## Data for the task
=== Section Start ===
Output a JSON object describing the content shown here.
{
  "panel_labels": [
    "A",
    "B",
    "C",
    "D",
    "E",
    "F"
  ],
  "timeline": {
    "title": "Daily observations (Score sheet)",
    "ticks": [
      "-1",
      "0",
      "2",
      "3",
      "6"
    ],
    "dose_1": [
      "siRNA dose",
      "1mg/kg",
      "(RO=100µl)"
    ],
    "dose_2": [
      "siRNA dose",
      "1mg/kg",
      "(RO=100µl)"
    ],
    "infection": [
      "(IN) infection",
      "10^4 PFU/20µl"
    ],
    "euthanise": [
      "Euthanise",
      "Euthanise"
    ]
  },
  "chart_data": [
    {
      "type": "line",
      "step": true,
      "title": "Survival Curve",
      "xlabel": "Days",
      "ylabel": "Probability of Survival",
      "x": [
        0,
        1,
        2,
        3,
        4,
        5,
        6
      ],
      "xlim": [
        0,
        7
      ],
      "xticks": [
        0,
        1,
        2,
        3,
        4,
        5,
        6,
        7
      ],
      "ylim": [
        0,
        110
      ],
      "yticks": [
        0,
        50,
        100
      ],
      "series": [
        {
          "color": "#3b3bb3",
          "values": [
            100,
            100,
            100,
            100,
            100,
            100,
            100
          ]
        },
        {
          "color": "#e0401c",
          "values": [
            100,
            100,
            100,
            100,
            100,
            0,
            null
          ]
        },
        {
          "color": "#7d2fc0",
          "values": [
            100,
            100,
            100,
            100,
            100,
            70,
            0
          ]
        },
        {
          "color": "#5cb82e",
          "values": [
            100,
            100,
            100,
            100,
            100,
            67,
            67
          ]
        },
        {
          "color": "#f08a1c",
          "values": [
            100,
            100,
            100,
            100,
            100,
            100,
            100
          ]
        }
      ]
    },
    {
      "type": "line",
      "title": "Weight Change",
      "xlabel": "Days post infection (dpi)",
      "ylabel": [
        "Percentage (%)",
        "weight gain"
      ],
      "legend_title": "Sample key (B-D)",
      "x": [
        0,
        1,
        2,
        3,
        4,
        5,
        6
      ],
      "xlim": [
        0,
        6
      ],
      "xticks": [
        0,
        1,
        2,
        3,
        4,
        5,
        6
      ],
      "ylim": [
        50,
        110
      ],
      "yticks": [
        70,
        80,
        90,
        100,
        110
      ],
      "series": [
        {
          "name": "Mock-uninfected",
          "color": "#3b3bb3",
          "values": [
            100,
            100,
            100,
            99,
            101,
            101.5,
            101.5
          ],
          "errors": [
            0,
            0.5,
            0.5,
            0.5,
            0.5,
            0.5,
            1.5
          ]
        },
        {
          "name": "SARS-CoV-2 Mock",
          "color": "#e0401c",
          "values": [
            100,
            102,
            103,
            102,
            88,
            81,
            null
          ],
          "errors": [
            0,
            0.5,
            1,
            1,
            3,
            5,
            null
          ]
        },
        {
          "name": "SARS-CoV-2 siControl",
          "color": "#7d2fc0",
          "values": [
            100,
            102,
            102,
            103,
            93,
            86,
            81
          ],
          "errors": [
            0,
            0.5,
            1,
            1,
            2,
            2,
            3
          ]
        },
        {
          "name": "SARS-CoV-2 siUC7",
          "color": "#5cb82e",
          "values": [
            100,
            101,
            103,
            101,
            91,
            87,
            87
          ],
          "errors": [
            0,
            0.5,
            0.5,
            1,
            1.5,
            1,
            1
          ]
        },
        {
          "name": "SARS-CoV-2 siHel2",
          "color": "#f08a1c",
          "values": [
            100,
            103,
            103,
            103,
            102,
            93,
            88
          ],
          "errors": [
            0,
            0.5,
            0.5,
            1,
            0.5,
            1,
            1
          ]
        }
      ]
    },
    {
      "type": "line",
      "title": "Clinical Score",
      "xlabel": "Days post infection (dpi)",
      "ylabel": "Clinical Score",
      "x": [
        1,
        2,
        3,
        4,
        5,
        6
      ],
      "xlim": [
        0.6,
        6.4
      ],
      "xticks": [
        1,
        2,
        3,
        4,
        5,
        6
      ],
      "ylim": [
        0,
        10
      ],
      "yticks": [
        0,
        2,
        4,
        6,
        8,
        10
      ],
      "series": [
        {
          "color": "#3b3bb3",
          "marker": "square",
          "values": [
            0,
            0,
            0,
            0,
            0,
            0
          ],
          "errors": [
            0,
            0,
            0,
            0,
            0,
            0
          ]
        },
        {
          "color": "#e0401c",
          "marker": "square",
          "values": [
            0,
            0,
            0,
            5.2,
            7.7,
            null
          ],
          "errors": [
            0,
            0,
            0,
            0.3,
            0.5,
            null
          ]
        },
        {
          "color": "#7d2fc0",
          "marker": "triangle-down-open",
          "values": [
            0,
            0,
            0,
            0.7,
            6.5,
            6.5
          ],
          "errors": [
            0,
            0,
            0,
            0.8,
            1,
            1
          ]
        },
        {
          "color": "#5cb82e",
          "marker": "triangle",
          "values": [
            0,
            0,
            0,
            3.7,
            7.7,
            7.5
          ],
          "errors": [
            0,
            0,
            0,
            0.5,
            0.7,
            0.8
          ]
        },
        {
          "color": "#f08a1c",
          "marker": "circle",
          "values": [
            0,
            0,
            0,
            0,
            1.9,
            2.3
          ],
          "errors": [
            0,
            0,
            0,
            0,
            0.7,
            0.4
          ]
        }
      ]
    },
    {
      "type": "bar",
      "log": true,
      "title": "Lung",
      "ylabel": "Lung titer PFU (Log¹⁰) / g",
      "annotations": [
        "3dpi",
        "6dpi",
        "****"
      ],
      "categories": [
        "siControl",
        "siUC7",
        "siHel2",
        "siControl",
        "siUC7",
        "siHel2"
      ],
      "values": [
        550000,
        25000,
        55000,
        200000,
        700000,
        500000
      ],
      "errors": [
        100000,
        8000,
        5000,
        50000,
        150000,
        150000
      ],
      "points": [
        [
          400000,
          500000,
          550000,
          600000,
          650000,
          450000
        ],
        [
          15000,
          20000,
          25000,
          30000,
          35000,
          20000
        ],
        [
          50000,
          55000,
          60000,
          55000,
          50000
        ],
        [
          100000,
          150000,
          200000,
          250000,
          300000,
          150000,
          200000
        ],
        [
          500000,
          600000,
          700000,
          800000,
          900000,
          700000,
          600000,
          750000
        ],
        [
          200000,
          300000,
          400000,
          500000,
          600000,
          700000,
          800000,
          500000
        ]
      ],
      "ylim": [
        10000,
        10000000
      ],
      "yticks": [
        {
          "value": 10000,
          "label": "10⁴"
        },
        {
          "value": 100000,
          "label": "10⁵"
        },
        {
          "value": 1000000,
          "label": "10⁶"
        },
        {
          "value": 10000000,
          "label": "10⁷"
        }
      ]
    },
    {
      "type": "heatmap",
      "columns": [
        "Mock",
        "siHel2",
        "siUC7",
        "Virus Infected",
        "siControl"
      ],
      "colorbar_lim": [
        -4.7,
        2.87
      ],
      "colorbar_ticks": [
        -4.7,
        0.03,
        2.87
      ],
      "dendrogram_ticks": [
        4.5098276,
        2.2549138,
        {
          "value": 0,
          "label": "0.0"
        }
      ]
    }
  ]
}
=== Section End ===
## Aim of the exercise
Transcribe the whole listing above exactly, leaving nothing out.

## Your solution
Output a JSON object describing the content shown here.
{
  "panel_labels": [
    "A",
    "B",
    "C",
    "D",
    "E",
    "F"
  ],
  "timeline": {
    "title": "Daily observations (Score sheet)",
    "ticks": [
      "-1",
      "0",
      "2",
      "3",
      "6"
    ],
    "dose_1": [
      "siRNA dose",
      "1mg/kg",
      "(RO=100µl)"
    ],
    "dose_2": [
      "siRNA dose",
      "1mg/kg",
      "(RO=100µl)"
    ],
    "infection": [
      "(IN) infection",
      "10^4 PFU/20µl"
    ],
    "euthanise": [
      "Euthanise",
      "Euthanise"
    ]
  },
  "chart_data": [
    {
      "type": "line",
      "step": true,
      "title": "Survival Curve",
      "xlabel": "Days",
      "ylabel": "Probability of Survival",
      "x": [
        0,
        1,
        2,
        3,
        4,
        5,
        6
      ],
      "xlim": [
        0,
        7
      ],
      "xticks": [
        0,
        1,
        2,
        3,
        4,
        5,
        6,
        7
      ],
      "ylim": [
        0,
        110
      ],
      "yticks": [
        0,
        50,
        100
      ],
      "series": [
        {
          "color": "#3b3bb3",
          "values": [
            100,
            100,
            100,
            100,
            100,
            100,
            100
          ]
        },
        {
          "color": "#e0401c",
          "values": [
            100,
            100,
            100,
            100,
            100,
            0,
            null
          ]
        },
        {
          "color": "#7d2fc0",
          "values": [
            100,
            100,
            100,
            100,
            100,
            70,
            0
          ]
        },
        {
          "color": "#5cb82e",
          "values": [
            100,
            100,
            100,
            100,
            100,
            67,
            67
          ]
        },
        {
          "color": "#f08a1c",
          "values": [
            100,
            100,
            100,
            100,
            100,
            100,
            100
          ]
        }
      ]
    },
    {
      "type": "line",
      "title": "Weight Change",
      "xlabel": "Days post infection (dpi)",
      "ylabel": [
        "Percentage (%)",
        "weight gain"
      ],
      "legend_title": "Sample key (B-D)",
      "x": [
        0,
        1,
        2,
        3,
        4,
        5,
        6
      ],
      "xlim": [
        0,
        6
      ],
      "xticks": [
        0,
        1,
        2,
        3,
        4,
        5,
        6
      ],
      "ylim": [
        50,
        110
      ],
      "yticks": [
        70,
        80,
        90,
        100,
        110
      ],
      "series": [
        {
          "name": "Mock-uninfected",
          "color": "#3b3bb3",
          "values": [
            100,
            100,
            100,
            99,
            101,
            101.5,
            101.5
          ],
          "errors": [
            0,
            0.5,
            0.5,
            0.5,
            0.5,
            0.5,
            1.5
          ]
        },
        {
          "name": "SARS-CoV-2 Mock",
          "color": "#e0401c",
          "values": [
            100,
            102,
            103,
            102,
            88,
            81,
            null
          ],
          "errors": [
            0,
            0.5,
            1,
            1,
            3,
            5,
            null
          ]
        },
        {
          "name": "SARS-CoV-2 siControl",
          "color": "#7d2fc0",
          "values": [
            100,
            102,
            102,
            103,
            93,
            86,
            81
          ],
          "errors": [
            0,
            0.5,
            1,
            1,
            2,
            2,
            3
          ]
        },
        {
          "name": "SARS-CoV-2 siUC7",
          "color": "#5cb82e",
          "values": [
            100,
            101,
            103,
            101,
            91,
            87,
            87
          ],
          "errors": [
            0,
            0.5,
            0.5,
            1,
            1.5,
            1,
            1
          ]
        },
        {
          "name": "SARS-CoV-2 siHel2",
          "color": "#f08a1c",
          "values": [
            100,
            103,
            103,
            103,
            102,
            93,
            88
          ],
          "errors": [
            0,
            0.5,
            0.5,
            1,
            0.5,
            1,
            1
          ]
        }
      ]
    },
    {
      "type": "line",
      "title": "Clinical Score",
      "xlabel": "Days post infection (dpi)",
      "ylabel": "Clinical Score",
      "x": [
        1,
        2,
        3,
        4,
        5,
        6
      ],
      "xlim": [
        0.6,
        6.4
      ],
      "xticks": [
        1,
        2,
        3,
        4,
        5,
        6
      ],
      "ylim": [
        0,
        10
      ],
      "yticks": [
        0,
        2,
        4,
        6,
        8,
        10
      ],
      "series": [
        {
          "color": "#3b3bb3",
          "marker": "square",
          "values": [
            0,
            0,
            0,
            0,
            0,
            0
          ],
          "errors": [
            0,
            0,
            0,
            0,
            0,
            0
          ]
        },
        {
          "color": "#e0401c",
          "marker": "square",
          "values": [
            0,
            0,
            0,
            5.2,
            7.7,
            null
          ],
          "errors": [
            0,
            0,
            0,
            0.3,
            0.5,
            null
          ]
        },
        {
          "color": "#7d2fc0",
          "marker": "triangle-down-open",
          "values": [
            0,
            0,
            0,
            0.7,
            6.5,
            6.5
          ],
          "errors": [
            0,
            0,
            0,
            0.8,
            1,
            1
          ]
        },
        {
          "color": "#5cb82e",
          "marker": "triangle",
          "values": [
            0,
            0,
            0,
            3.7,
            7.7,
            7.5
          ],
          "errors": [
            0,
            0,
            0,
            0.5,
            0.7,
            0.8
          ]
        },
        {
          "color": "#f08a1c",
          "marker": "circle",
          "values": [
            0,
            0,
            0,
            0,
            1.9,
            2.3
          ],
          "errors": [
            0,
            0,
            0,
            0,
            0.7,
            0.4
          ]
        }
      ]
    },
    {
      "type": "bar",
      "log": true,
      "title": "Lung",
      "ylabel": "Lung titer PFU (Log¹⁰) / g",
      "annotations": [
        "3dpi",
        "6dpi",
        "****"
      ],
      "categories": [
        "siControl",
        "siUC7",
        "siHel2",
        "siControl",
        "siUC7",
        "siHel2"
      ],
      "values": [
        550000,
        25000,
        55000,
        200000,
        700000,
        500000
      ],
      "errors": [
        100000,
        8000,
        5000,
        50000,
        150000,
        150000
      ],
      "points": [
        [
          400000,
          500000,
          550000,
          600000,
          650000,
          450000
        ],
        [
          15000,
          20000,
          25000,
          30000,
          35000,
          20000
        ],
        [
          50000,
          55000,
          60000,
          55000,
          50000
        ],
        [
          100000,
          150000,
          200000,
          250000,
          300000,
          150000,
          200000
        ],
        [
          500000,
          600000,
          700000,
          800000,
          900000,
          700000,
          600000,
          750000
        ],
        [
          200000,
          300000,
          400000,
          500000,
          600000,
          700000,
          800000,
          500000
        ]
      ],
      "ylim": [
        10000,
        10000000
      ],
      "yticks": [
        {
          "value": 10000,
          "label": "10⁴"
        },
        {
          "value": 100000,
          "label": "10⁵"
        },
        {
          "value": 1000000,
          "label": "10⁶"
        },
        {
          "value": 10000000,
          "label": "10⁷"
        }
      ]
    },
    {
      "type": "heatmap",
      "columns": [
        "Mock",
        "siHel2",
        "siUC7",
        "Virus Infected",
        "siControl"
      ],
      "colorbar_lim": [
        -4.7,
        2.87
      ],
      "colorbar_ticks": [
        -4.7,
        0.03,
        2.87
      ],
      "dendrogram_ticks": [
        4.5098276,
        2.2549138,
        {
          "value": 0,
          "label": "0.0"
        }
      ]
    }
  ]
}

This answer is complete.